Transcribe the records below exactly.

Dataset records
* begin *

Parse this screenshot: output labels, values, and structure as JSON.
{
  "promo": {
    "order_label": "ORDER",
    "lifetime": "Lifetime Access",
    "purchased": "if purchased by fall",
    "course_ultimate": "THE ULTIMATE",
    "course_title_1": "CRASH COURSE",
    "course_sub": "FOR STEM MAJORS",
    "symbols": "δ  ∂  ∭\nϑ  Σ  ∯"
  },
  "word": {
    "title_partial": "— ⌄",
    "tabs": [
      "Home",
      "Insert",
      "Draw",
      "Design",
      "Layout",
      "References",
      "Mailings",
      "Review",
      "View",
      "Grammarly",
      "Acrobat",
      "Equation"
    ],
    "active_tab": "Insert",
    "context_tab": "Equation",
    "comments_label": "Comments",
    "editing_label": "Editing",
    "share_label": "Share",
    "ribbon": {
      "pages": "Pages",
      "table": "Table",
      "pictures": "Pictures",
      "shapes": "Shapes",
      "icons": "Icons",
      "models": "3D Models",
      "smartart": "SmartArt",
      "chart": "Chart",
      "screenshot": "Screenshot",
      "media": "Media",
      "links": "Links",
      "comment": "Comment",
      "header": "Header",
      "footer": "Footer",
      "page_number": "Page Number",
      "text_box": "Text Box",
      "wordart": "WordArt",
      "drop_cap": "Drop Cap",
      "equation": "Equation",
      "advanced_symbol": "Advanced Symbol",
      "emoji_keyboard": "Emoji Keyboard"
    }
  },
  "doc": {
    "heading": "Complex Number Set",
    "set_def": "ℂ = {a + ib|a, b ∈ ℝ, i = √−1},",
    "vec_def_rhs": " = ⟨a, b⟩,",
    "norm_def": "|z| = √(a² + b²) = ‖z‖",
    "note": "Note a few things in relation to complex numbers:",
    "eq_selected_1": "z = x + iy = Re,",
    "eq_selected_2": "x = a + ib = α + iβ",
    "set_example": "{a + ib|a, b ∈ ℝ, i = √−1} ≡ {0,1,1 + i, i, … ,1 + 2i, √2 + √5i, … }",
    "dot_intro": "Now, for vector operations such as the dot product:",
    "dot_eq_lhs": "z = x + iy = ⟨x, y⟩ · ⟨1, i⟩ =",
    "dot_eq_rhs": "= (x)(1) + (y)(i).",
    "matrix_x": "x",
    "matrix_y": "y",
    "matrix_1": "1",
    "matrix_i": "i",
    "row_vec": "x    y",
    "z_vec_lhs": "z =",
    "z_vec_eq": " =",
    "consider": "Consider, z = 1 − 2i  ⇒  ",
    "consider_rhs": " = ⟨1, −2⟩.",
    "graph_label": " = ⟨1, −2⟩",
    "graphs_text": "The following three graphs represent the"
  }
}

* end *

Result for this task:
Parse this screenshot: output labels, values, and structure as JSON.
{
  "promo": {
    "order_label": "ORDER",
    "lifetime": "Lifetime Access",
    "purchased": "if purchased by fall",
    "course_ultimate": "THE ULTIMATE",
    "course_title_1": "CRASH COURSE",
    "course_sub": "FOR STEM MAJORS",
    "symbols": "δ  ∂  ∭\nϑ  Σ  ∯"
  },
  "word": {
    "title_partial": "— ⌄",
    "tabs": [
      "Home",
      "Insert",
      "Draw",
      "Design",
      "Layout",
      "References",
      "Mailings",
      "Review",
      "View",
      "Grammarly",
      "Acrobat",
      "Equation"
    ],
    "active_tab": "Insert",
    "context_tab": "Equation",
    "comments_label": "Comments",
    "editing_label": "Editing",
    "share_label": "Share",
    "ribbon": {
      "pages": "Pages",
      "table": "Table",
      "pictures": "Pictures",
      "shapes": "Shapes",
      "icons": "Icons",
      "models": "3D Models",
      "smartart": "SmartArt",
      "chart": "Chart",
      "screenshot": "Screenshot",
      "media": "Media",
      "links": "Links",
      "comment": "Comment",
      "header": "Header",
      "footer": "Footer",
      "page_number": "Page Number",
      "text_box": "Text Box",
      "wordart": "WordArt",
      "drop_cap": "Drop Cap",
      "equation": "Equation",
      "advanced_symbol": "Advanced Symbol",
      "emoji_keyboard": "Emoji Keyboard"
    }
  },
  "doc": {
    "heading": "Complex Number Set",
    "set_def": "ℂ = {a + ib|a, b ∈ ℝ, i = √−1},",
    "vec_def_rhs": " = ⟨a, b⟩,",
    "norm_def": "|z| = √(a² + b²) = ‖z‖",
    "note": "Note a few things in relation to complex numbers:",
    "eq_selected_1": "z = x + iy = Re,",
    "eq_selected_2": "x = a + ib = α + iβ",
    "set_example": "{a + ib|a, b ∈ ℝ, i = √−1} ≡ {0,1,1 + i, i, … ,1 + 2i, √2 + √5i, … }",
    "dot_intro": "Now, for vector operations such as the dot product:",
    "dot_eq_lhs": "z = x + iy = ⟨x, y⟩ · ⟨1, i⟩ =",
    "dot_eq_rhs": "= (x)(1) + (y)(i).",
    "matrix_x": "x",
    "matrix_y": "y",
    "matrix_1": "1",
    "matrix_i": "i",
    "row_vec": "x    y",
    "z_vec_lhs": "z =",
    "z_vec_eq": " =",
    "consider": "Consider, z = 1 − 2i  ⇒  ",
    "consider_rhs": " = ⟨1, −2⟩.",
    "graph_label": " = ⟨1, −2⟩",
    "graphs_text": "The following three graphs represent the"
  }
}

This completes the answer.